■ Stated goal ■
Rewrite the case brief starting with "Supreme Court: In" and going on through "(RP) Act 1951.", putting "petitioner" in place of "appellant" each time it appears.

start Text passage

Case BriefsSupreme Court

   

Supreme Court: In a Special leave petition under Article 136 of the Constitution against a judgment passed by the High Court of Karnataka, wherein the court set aside the election of the appellant to the Mysore Municipal Corporation as Councillor, the full bench of Uday Umesh Lalit, CJ., Indira Banerjee* and Ajay Rastogi, JJ. has affirmed the setting aside of the election of the appellant and observed that the non-disclosure of assets would amount to ‘corrupt practices’, entailing disqualification, as evident from Sections 35 and 39(ii) of the Karnataka Municipal Corporations (KMC) Act, read with Section 123(2) of the Representation of People (RP) Act 1951.

In the present case, the appellant in 2018 filed her nomination for election to the Mysore Municipal Corporation, as Councillor which was reserved for Backward Class-B (Women), along with a declaration by way of an affidavit, furnishing details of the movable and immovable properties held by her as well as her spouse and dependents (Affidavit of Assets). After the elections the appellant was declared as successfully elected Councillor. One of the respondents-an unsuccessful candidate filed an Election Petition under Sections 33 and 34 of the KMC Act, 1976 alleging that the appellant in her Affidavit of Assets, falsely declared that her husband did not possess any immovable property, and that by giving such false declaration, the Appellant had indulged in corrupt practices to get the benefit of reservation under the Category of Backward Class- B.

end Text passage
start Stored rows

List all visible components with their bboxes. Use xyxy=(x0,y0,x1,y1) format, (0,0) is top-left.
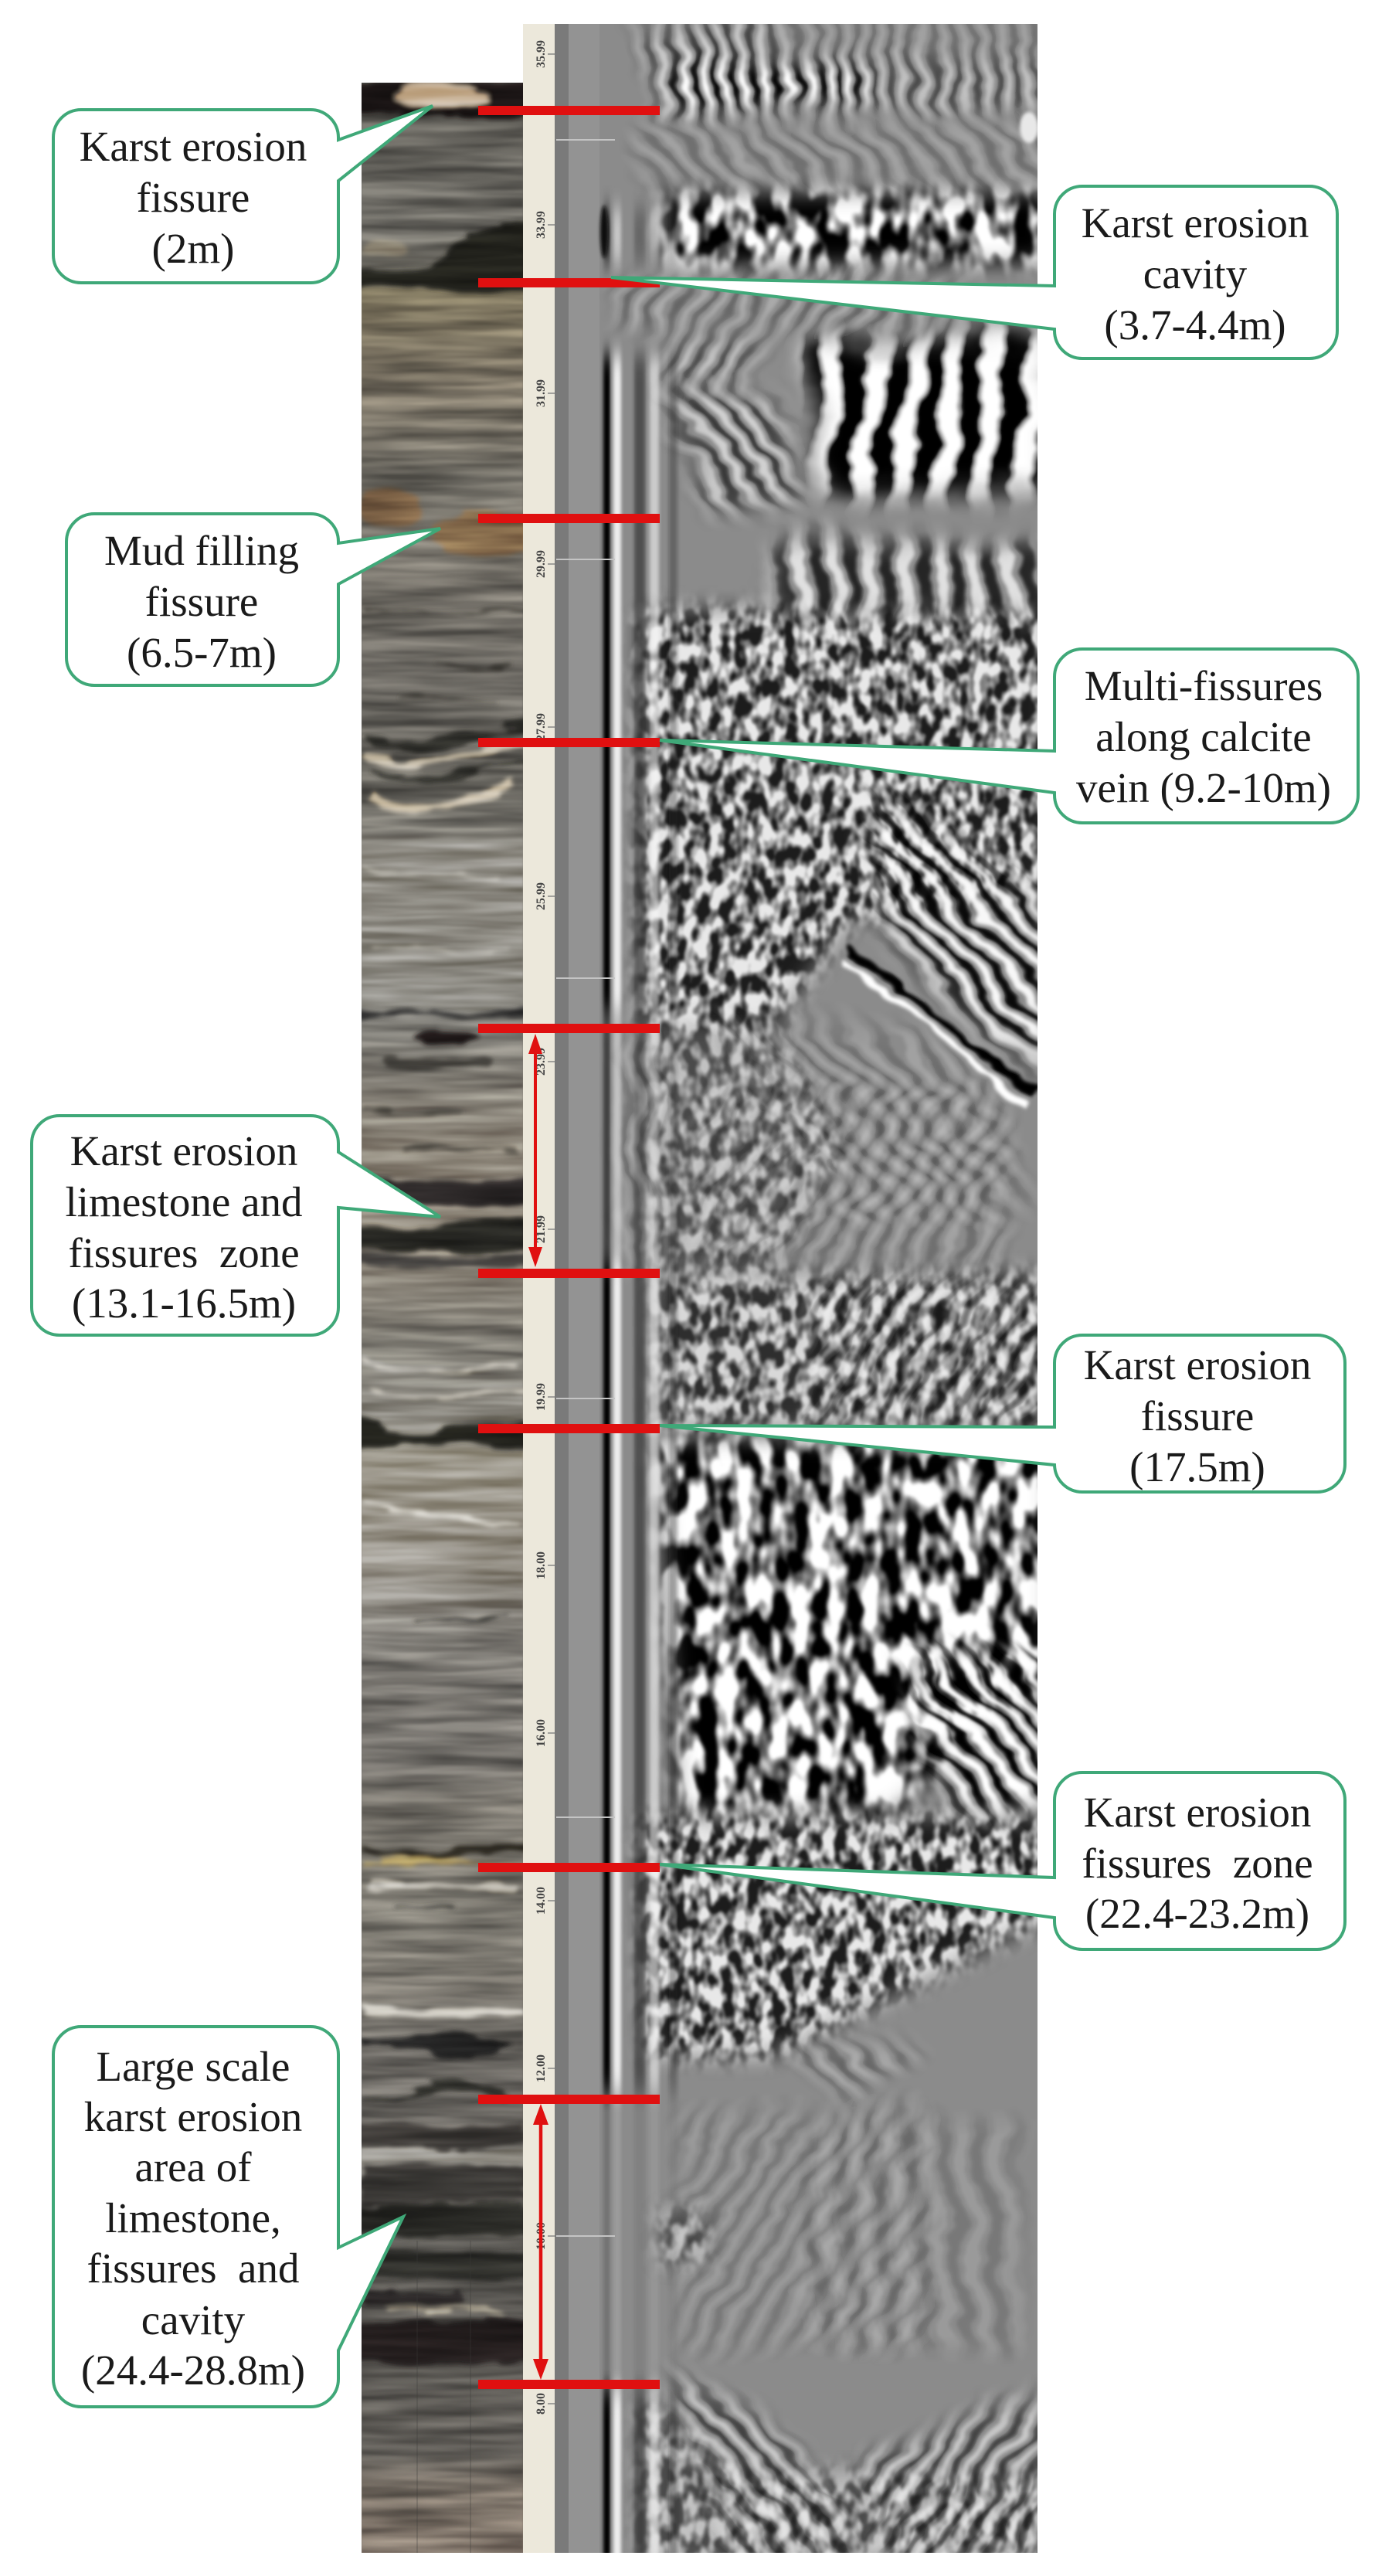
depth ruler: 21.99 xyxy=(535,1215,548,1243)
callout: large scale karst erosion area: (24.4-28.8m) xyxy=(81,2347,305,2394)
callout: karst erosion fissures zone xyxy=(660,1772,1345,1949)
callout: karst erosion fissures zone: Karst erosion xyxy=(1084,1789,1311,1836)
callout: mud filling fissure xyxy=(66,514,440,685)
callout: large scale karst erosion area: cavity xyxy=(141,2296,246,2343)
callout: multi-fissures along calcite vein: vein (9.2-10m) xyxy=(1076,764,1331,811)
callout: karst erosion cavity xyxy=(611,186,1337,359)
callout: mud filling fissure: fissure xyxy=(145,578,258,625)
depth ruler: 18.00 xyxy=(535,1551,548,1579)
callout: karst erosion limestone and fissures zone xyxy=(32,1116,440,1335)
callout: karst erosion fissures zone: fissures zone xyxy=(1082,1840,1313,1887)
callout: mud filling fissure: Mud filling xyxy=(104,527,299,574)
red double arrow: 24.4-28.8m zone xyxy=(533,2104,548,2380)
borehole image column xyxy=(362,83,523,2553)
callout: karst erosion fissure 17.5m xyxy=(660,1335,1345,1492)
callout: karst erosion fissure 17.5m: (17.5m) xyxy=(1129,1443,1265,1490)
callout: karst erosion fissure 2m: (2m) xyxy=(152,225,234,272)
depth ruler: 12.00 xyxy=(535,2054,548,2082)
depth ruler: 33.99 xyxy=(535,211,548,239)
depth ruler: 10.00 xyxy=(535,2222,548,2250)
callout: karst erosion fissure 17.5m: fissure xyxy=(1141,1392,1254,1439)
depth ruler: 31.99 xyxy=(535,379,548,407)
callout: multi-fissures along calcite vein: along calcite xyxy=(1095,713,1312,760)
depth ruler: 19.99 xyxy=(535,1383,548,1411)
callout: large scale karst erosion area: fissures and xyxy=(87,2245,299,2292)
red double arrow: 13.1-16.5m zone xyxy=(528,1034,542,1267)
callout: karst erosion limestone and fissures zone: limestone and xyxy=(65,1178,303,1225)
radar profile xyxy=(541,0,1066,2576)
callout: large scale karst erosion area xyxy=(53,2027,403,2407)
callout: karst erosion fissure 2m: Karst erosion xyxy=(80,123,307,170)
depth ruler xyxy=(523,24,555,2553)
callout: large scale karst erosion area: area of xyxy=(134,2143,252,2190)
depth ruler: 8.00 xyxy=(535,2393,548,2415)
callout: mud filling fissure: (6.5-7m) xyxy=(127,629,277,676)
depth ruler: 27.99 xyxy=(535,713,548,741)
callout: karst erosion limestone and fissures zone: fissures zone xyxy=(68,1229,300,1276)
callout: karst erosion limestone and fissures zone: Karst erosion xyxy=(70,1127,297,1174)
callout: karst erosion cavity: cavity xyxy=(1143,250,1248,297)
depth ruler: 29.99 xyxy=(535,550,548,578)
depth ruler: 16.00 xyxy=(535,1719,548,1747)
callout: karst erosion cavity: (3.7-4.4m) xyxy=(1104,301,1286,348)
callout: karst erosion fissure 2m xyxy=(53,106,433,283)
depth ruler: 25.99 xyxy=(535,882,548,910)
callout: karst erosion limestone and fissures zone: (13.1-16.5m) xyxy=(72,1280,296,1327)
callout: karst erosion fissure 2m: fissure xyxy=(137,174,250,221)
callout: multi-fissures along calcite vein: Multi-fissures xyxy=(1085,662,1323,709)
callout: large scale karst erosion area: karst erosion xyxy=(84,2093,302,2140)
depth ruler: 14.00 xyxy=(535,1887,548,1915)
callout: karst erosion fissures zone: (22.4-23.2m) xyxy=(1085,1890,1309,1937)
callout: large scale karst erosion area: Large scale xyxy=(97,2043,290,2090)
callout: karst erosion fissure 17.5m: Karst erosion xyxy=(1084,1341,1311,1388)
red marker bars xyxy=(478,106,660,2389)
callout: large scale karst erosion area: limestone, xyxy=(105,2194,281,2241)
callout: multi-fissures along calcite vein xyxy=(660,649,1358,823)
callout: karst erosion cavity: Karst erosion xyxy=(1082,199,1309,246)
depth ruler: 35.99 xyxy=(535,40,548,68)
depth ruler: 23.99 xyxy=(535,1048,548,1076)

end Stored rows

■ The completed task ■
Supreme Court: In a Special leave petition under Article 136 of the Constitution against a judgment passed by the High Court of Karnataka, wherein the court set aside the election of the petitioner to the Mysore Municipal Corporation as Councillor, the full bench of Uday Umesh Lalit, CJ., Indira Banerjee* and Ajay Rastogi, JJ. has affirmed the setting aside of the election of the petitioner and observed that the non-disclosure of assets would amount to ‘corrupt practices’, entailing disqualification, as evident from Sections 35 and 39(ii) of the Karnataka Municipal Corporations (KMC) Act, read with Section 123(2) of the Representation of People (RP) Act 1951.